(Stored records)

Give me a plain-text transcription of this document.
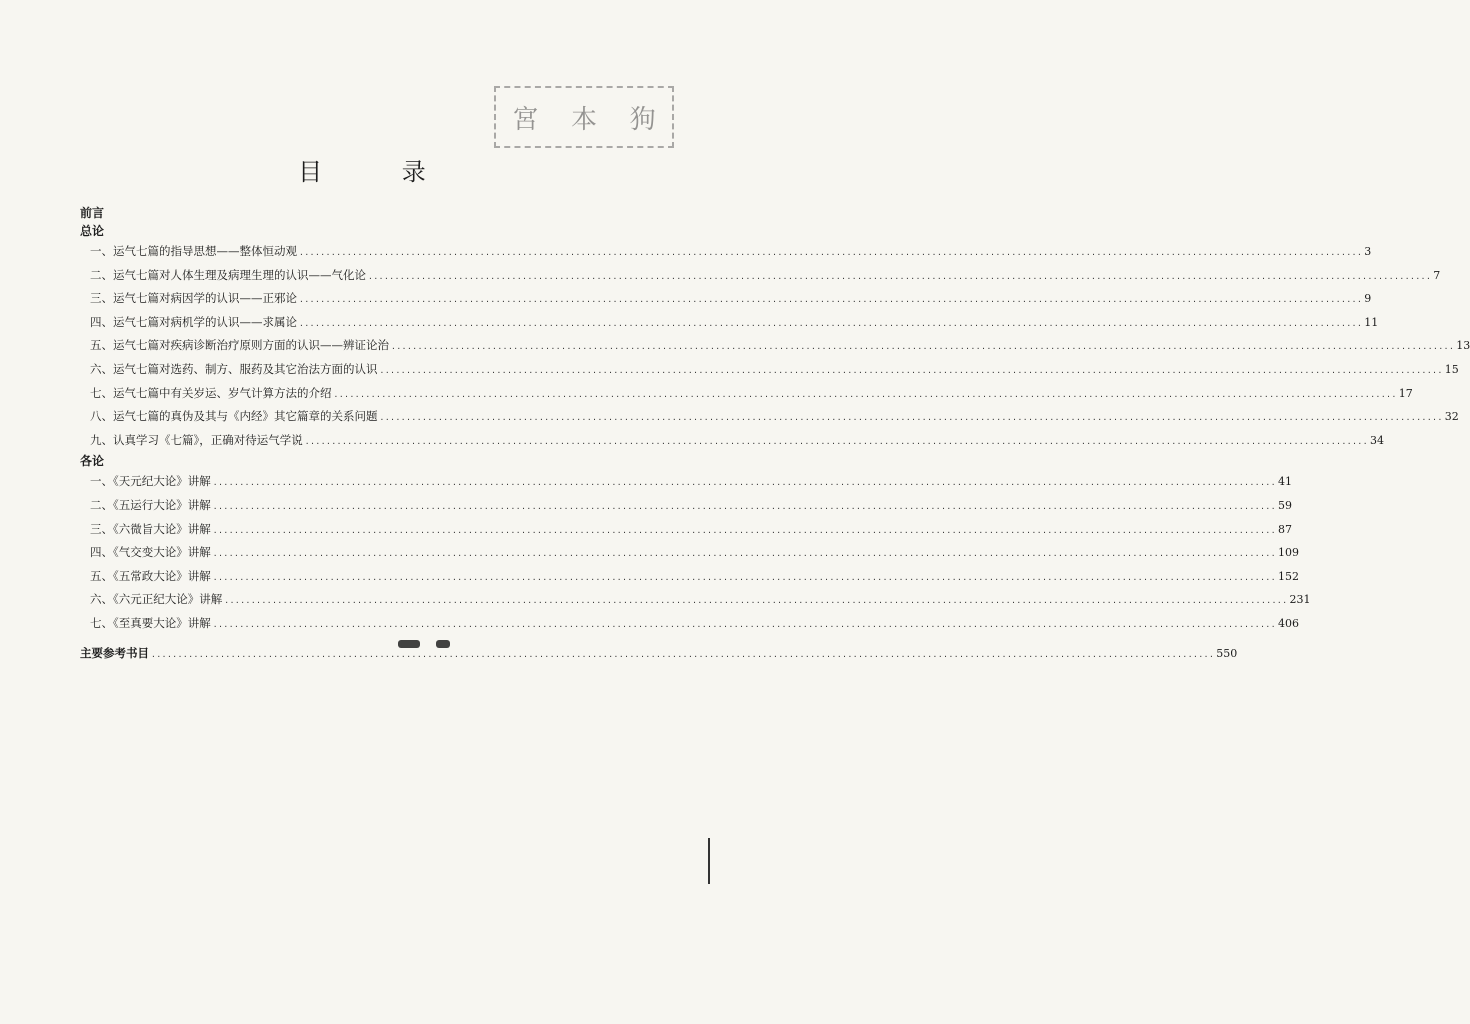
宮 本 狗
目 录
前言
总论
一、运气七篇的指导思想——整体恒动观 ........................................................................................................................................................................................................ 3
二、运气七篇对人体生理及病理生理的认识——气化论 ........................................................................................................................................................................................................ 7
三、运气七篇对病因学的认识——正邪论 ........................................................................................................................................................................................................ 9
四、运气七篇对病机学的认识——求属论 ........................................................................................................................................................................................................ 11
五、运气七篇对疾病诊断治疗原则方面的认识——辨证论治 ........................................................................................................................................................................................................ 13
六、运气七篇对选药、制方、服药及其它治法方面的认识 ........................................................................................................................................................................................................ 15
七、运气七篇中有关岁运、岁气计算方法的介绍 ........................................................................................................................................................................................................ 17
八、运气七篇的真伪及其与《内经》其它篇章的关系问题 ........................................................................................................................................................................................................ 32
九、认真学习《七篇》，正确对待运气学说 ........................................................................................................................................................................................................ 34
各论
一、《天元纪大论》讲解 ........................................................................................................................................................................................................ 41
二、《五运行大论》讲解 ........................................................................................................................................................................................................ 59
三、《六微旨大论》讲解 ........................................................................................................................................................................................................ 87
四、《气交变大论》讲解 ........................................................................................................................................................................................................ 109
五、《五常政大论》讲解 ........................................................................................................................................................................................................ 152
六、《六元正纪大论》讲解 ........................................................................................................................................................................................................ 231
七、《至真要大论》讲解 ........................................................................................................................................................................................................ 406
主要参考书目 ........................................................................................................................................................................................................ 550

**Problem to solve**
Leaving the pictures aside, transcribe the entire listing exactly.

**Response**
Give me a plain-text transcription of this document.
宮 本 狗
目 录
前言
总论
一、运气七篇的指导思想——整体恒动观 ........................................................................................................................................................................................................ 3
二、运气七篇对人体生理及病理生理的认识——气化论 ........................................................................................................................................................................................................ 7
三、运气七篇对病因学的认识——正邪论 ........................................................................................................................................................................................................ 9
四、运气七篇对病机学的认识——求属论 ........................................................................................................................................................................................................ 11
五、运气七篇对疾病诊断治疗原则方面的认识——辨证论治 ........................................................................................................................................................................................................ 13
六、运气七篇对选药、制方、服药及其它治法方面的认识 ........................................................................................................................................................................................................ 15
七、运气七篇中有关岁运、岁气计算方法的介绍 ........................................................................................................................................................................................................ 17
八、运气七篇的真伪及其与《内经》其它篇章的关系问题 ........................................................................................................................................................................................................ 32
九、认真学习《七篇》，正确对待运气学说 ........................................................................................................................................................................................................ 34
各论
一、《天元纪大论》讲解 ........................................................................................................................................................................................................ 41
二、《五运行大论》讲解 ........................................................................................................................................................................................................ 59
三、《六微旨大论》讲解 ........................................................................................................................................................................................................ 87
四、《气交变大论》讲解 ........................................................................................................................................................................................................ 109
五、《五常政大论》讲解 ........................................................................................................................................................................................................ 152
六、《六元正纪大论》讲解 ........................................................................................................................................................................................................ 231
七、《至真要大论》讲解 ........................................................................................................................................................................................................ 406
主要参考书目 ........................................................................................................................................................................................................ 550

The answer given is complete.